Check each line of the listing below for the string "type", and copy the ones that have it.

• • • • • • •

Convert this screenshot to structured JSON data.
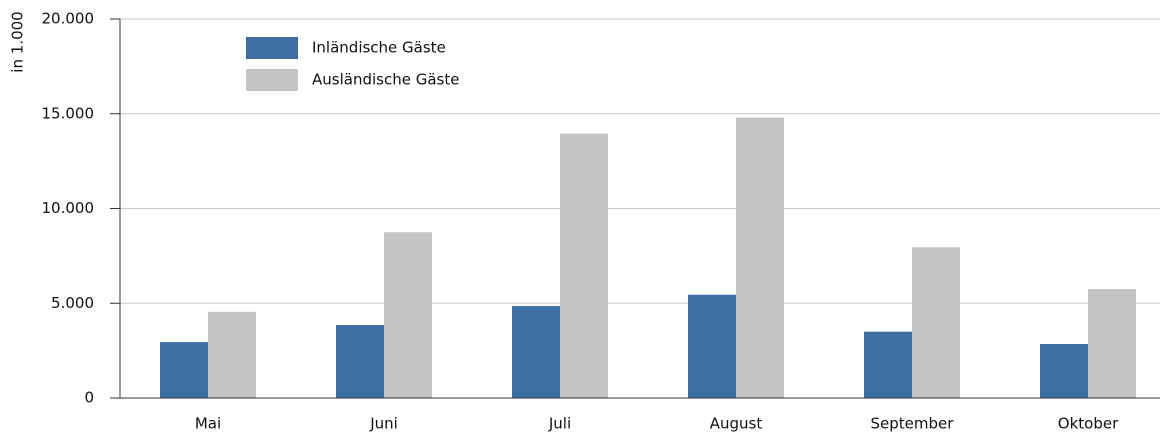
{
  "chart_data": {
    "type": "bar",
    "y_label": "in 1.000",
    "categories": [
      "Mai",
      "Juni",
      "Juli",
      "August",
      "September",
      "Oktober"
    ],
    "series": [
      {
        "name": "Inländische Gäste",
        "color": "#3d6fa3",
        "values": [
          2950,
          3850,
          4850,
          5450,
          3500,
          2850
        ]
      },
      {
        "name": "Ausländische Gäste",
        "color": "#c4c4c4",
        "values": [
          4550,
          8750,
          13950,
          14800,
          7950,
          5750
        ]
      }
    ],
    "ylim": [
      0,
      20000
    ],
    "yticks": [
      0,
      {
        "value": 5000,
        "label": "5.000"
      },
      {
        "value": 10000,
        "label": "10.000"
      },
      {
        "value": 15000,
        "label": "15.000"
      },
      {
        "value": 20000,
        "label": "20.000"
      }
    ],
    "grid": true,
    "legend": "top-left"
  }
}
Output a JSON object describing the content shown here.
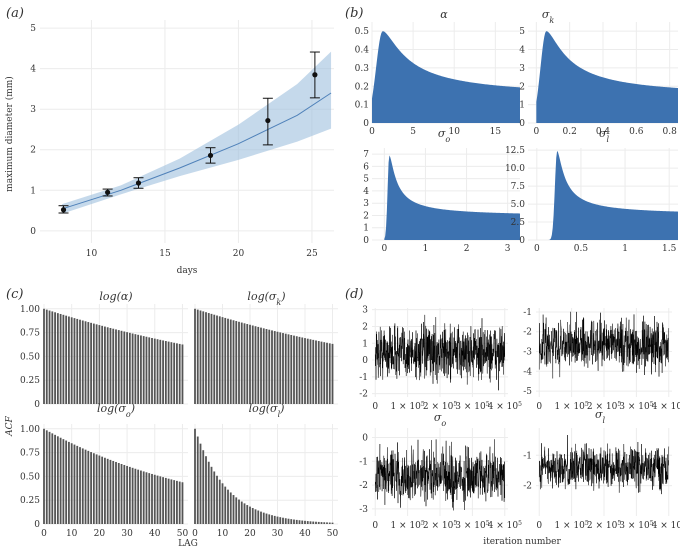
{
  "figure": {
    "panel_labels": [
      "(a)",
      "(b)",
      "(c)",
      "(d)"
    ]
  },
  "chart_data": [
    {
      "id": "a",
      "type": "scatter",
      "title": "",
      "xlabel": "days",
      "ylabel": "maximum diameter (mm)",
      "xlim": [
        6.5,
        26.5
      ],
      "ylim": [
        -0.3,
        5.2
      ],
      "xticks": [
        10,
        15,
        20,
        25
      ],
      "yticks": [
        0,
        1,
        2,
        3,
        4,
        5
      ],
      "points": [
        {
          "x": 8.1,
          "y": 0.52,
          "lo": 0.44,
          "hi": 0.62
        },
        {
          "x": 11.1,
          "y": 0.95,
          "lo": 0.86,
          "hi": 1.03
        },
        {
          "x": 13.2,
          "y": 1.18,
          "lo": 1.05,
          "hi": 1.31
        },
        {
          "x": 18.1,
          "y": 1.86,
          "lo": 1.67,
          "hi": 2.05
        },
        {
          "x": 22.0,
          "y": 2.72,
          "lo": 2.12,
          "hi": 3.27
        },
        {
          "x": 25.2,
          "y": 3.85,
          "lo": 3.28,
          "hi": 4.41
        }
      ],
      "fit": {
        "x": [
          8,
          12,
          16,
          20,
          24,
          26.3
        ],
        "y": [
          0.54,
          1.0,
          1.55,
          2.15,
          2.85,
          3.4
        ]
      },
      "band": {
        "x": [
          8,
          12,
          16,
          20,
          24,
          26.3
        ],
        "lower": [
          0.42,
          0.9,
          1.35,
          1.75,
          2.2,
          2.52
        ],
        "upper": [
          0.66,
          1.12,
          1.78,
          2.62,
          3.62,
          4.42
        ]
      },
      "colors": {
        "band": "#9fbfde",
        "line": "#4f81b9",
        "points": "#111111"
      }
    },
    {
      "id": "b",
      "type": "area",
      "colors": {
        "fill": "#3d72b0"
      },
      "panels": [
        {
          "title": "α",
          "xlim": [
            0,
            18
          ],
          "ylim": [
            0,
            0.55
          ],
          "xticks": [
            0,
            5,
            10,
            15
          ],
          "yticks": [
            0,
            0.1,
            0.2,
            0.3,
            0.4,
            0.5
          ],
          "mode": 1.3,
          "peak": 0.5,
          "rise": 0.8,
          "decay": 1.7,
          "shape": 1.6
        },
        {
          "title": "σ",
          "title_sub": "k",
          "xlim": [
            -0.05,
            0.85
          ],
          "ylim": [
            0,
            5.5
          ],
          "xticks": [
            0,
            0.2,
            0.4,
            0.6,
            0.8
          ],
          "yticks": [
            0,
            1,
            2,
            3,
            4,
            5
          ],
          "mode": 0.06,
          "peak": 5.0,
          "rise": 0.035,
          "decay": 0.075,
          "shape": 1.6
        },
        {
          "title": "σ",
          "title_sub": "o",
          "xlim": [
            -0.3,
            3.3
          ],
          "ylim": [
            0,
            7.5
          ],
          "xticks": [
            0,
            1,
            2,
            3
          ],
          "yticks": [
            0,
            1,
            2,
            3,
            4,
            5,
            6,
            7
          ],
          "mode": 0.12,
          "peak": 6.9,
          "rise": 0.04,
          "decay": 0.1,
          "shape": 1.6
        },
        {
          "title": "σ",
          "title_sub": "l",
          "xlim": [
            -0.1,
            1.6
          ],
          "ylim": [
            0,
            12.8
          ],
          "xticks": [
            0,
            0.5,
            1.0,
            1.5
          ],
          "ytick_labels": [
            "0",
            "2.5",
            "5.0",
            "7.5",
            "10.0",
            "12.5"
          ],
          "yticks": [
            0,
            2.5,
            5,
            7.5,
            10,
            12.5
          ],
          "mode": 0.23,
          "peak": 12.4,
          "rise": 0.025,
          "decay": 0.05,
          "shape": 1.6
        }
      ]
    },
    {
      "id": "c",
      "type": "bar",
      "xlabel": "LAG",
      "ylabel": "ACF",
      "xlim": [
        0,
        52
      ],
      "ylim": [
        0,
        1.05
      ],
      "xticks": [
        0,
        10,
        20,
        30,
        40,
        50
      ],
      "yticks": [
        0,
        0.25,
        0.5,
        0.75,
        1.0
      ],
      "ytick_labels": [
        "0",
        "0.25",
        "0.50",
        "0.75",
        "1.00"
      ],
      "lags": 51,
      "colors": {
        "bars": "#555555"
      },
      "panels": [
        {
          "title": "log(α)",
          "decay_rate": 0.0094
        },
        {
          "title": "log(σ",
          "title_sub": "k",
          "title_end": ")",
          "decay_rate": 0.0092
        },
        {
          "title": "log(σ",
          "title_sub": "o",
          "title_end": ")",
          "decay_rate": 0.0165
        },
        {
          "title": "log(σ",
          "title_sub": "l",
          "title_end": ")",
          "decay_rate": 0.085
        }
      ]
    },
    {
      "id": "d",
      "type": "line",
      "xlabel": "iteration number",
      "xlim": [
        -10000,
        410000
      ],
      "xticks": [
        0,
        100000,
        200000,
        300000,
        400000
      ],
      "colors": {
        "trace": "#000000"
      },
      "panels": [
        {
          "title": "",
          "ylim": [
            -2.2,
            3.1
          ],
          "yticks": [
            -2,
            -1,
            0,
            1,
            2,
            3
          ],
          "center": 0.45,
          "spread": 0.8
        },
        {
          "title": "",
          "ylim": [
            -5.3,
            -0.8
          ],
          "yticks": [
            -5,
            -4,
            -3,
            -2,
            -1
          ],
          "center": -2.65,
          "spread": 0.6
        },
        {
          "title": "σ",
          "title_sub": "o",
          "ylim": [
            -3.3,
            0.4
          ],
          "yticks": [
            -3,
            -2,
            -1,
            0
          ],
          "center": -1.6,
          "spread": 0.55
        },
        {
          "title": "σ",
          "title_sub": "l",
          "ylim": [
            -3.0,
            -0.1
          ],
          "yticks": [
            -2,
            -1
          ],
          "center": -1.4,
          "spread": 0.35
        }
      ]
    }
  ]
}
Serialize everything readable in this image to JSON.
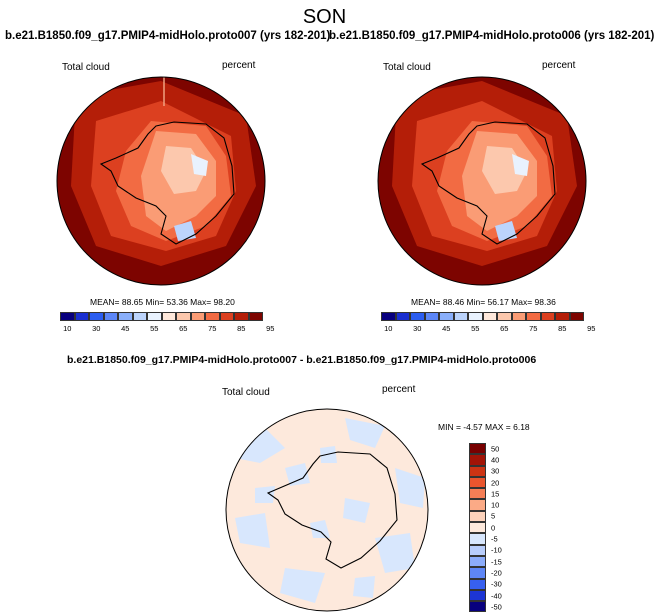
{
  "season": "SON",
  "panels": [
    {
      "case": "b.e21.B1850.f09_g17.PMIP4-midHolo.proto007 (yrs 182-201)",
      "field": "Total cloud",
      "units": "percent",
      "stats": "MEAN= 88.65 Min= 53.36 Max= 98.20"
    },
    {
      "case": "b.e21.B1850.f09_g17.PMIP4-midHolo.proto006 (yrs 182-201)",
      "field": "Total cloud",
      "units": "percent",
      "stats": "MEAN= 88.46 Min= 56.17 Max= 98.36"
    }
  ],
  "diff_panel": {
    "title": "b.e21.B1850.f09_g17.PMIP4-midHolo.proto007 - b.e21.B1850.f09_g17.PMIP4-midHolo.proto006",
    "field": "Total cloud",
    "units": "percent",
    "stats": "MIN = -4.57 MAX = 6.18"
  },
  "colorbar": {
    "colors": [
      "#08007e",
      "#1a2fd0",
      "#2b5df0",
      "#5c86f7",
      "#8aaffa",
      "#bcd4fc",
      "#e9f2fe",
      "#fee8db",
      "#fcc8ad",
      "#fa9c75",
      "#f26b43",
      "#dc4020",
      "#b41e08",
      "#7d0400"
    ],
    "tick_labels": [
      "10",
      "30",
      "45",
      "55",
      "65",
      "75",
      "85",
      "95"
    ]
  },
  "diff_colorbar": {
    "colors": [
      "#08007e",
      "#1c35d4",
      "#3760f0",
      "#5e86f6",
      "#8cacfa",
      "#b8cdfb",
      "#d8e7fd",
      "#fde9dc",
      "#fcd2bb",
      "#fbaa86",
      "#f57e56",
      "#e9552e",
      "#cc3414",
      "#a21407",
      "#780000"
    ],
    "tick_labels": [
      "50",
      "40",
      "30",
      "20",
      "15",
      "10",
      "5",
      "0",
      "-5",
      "-10",
      "-15",
      "-20",
      "-30",
      "-40",
      "-50"
    ]
  }
}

• • • • • • •

Task output:
    "type": "bar",
      "type": "scatter",
      "type": "area",
      "type": "bar",
      "type": "line",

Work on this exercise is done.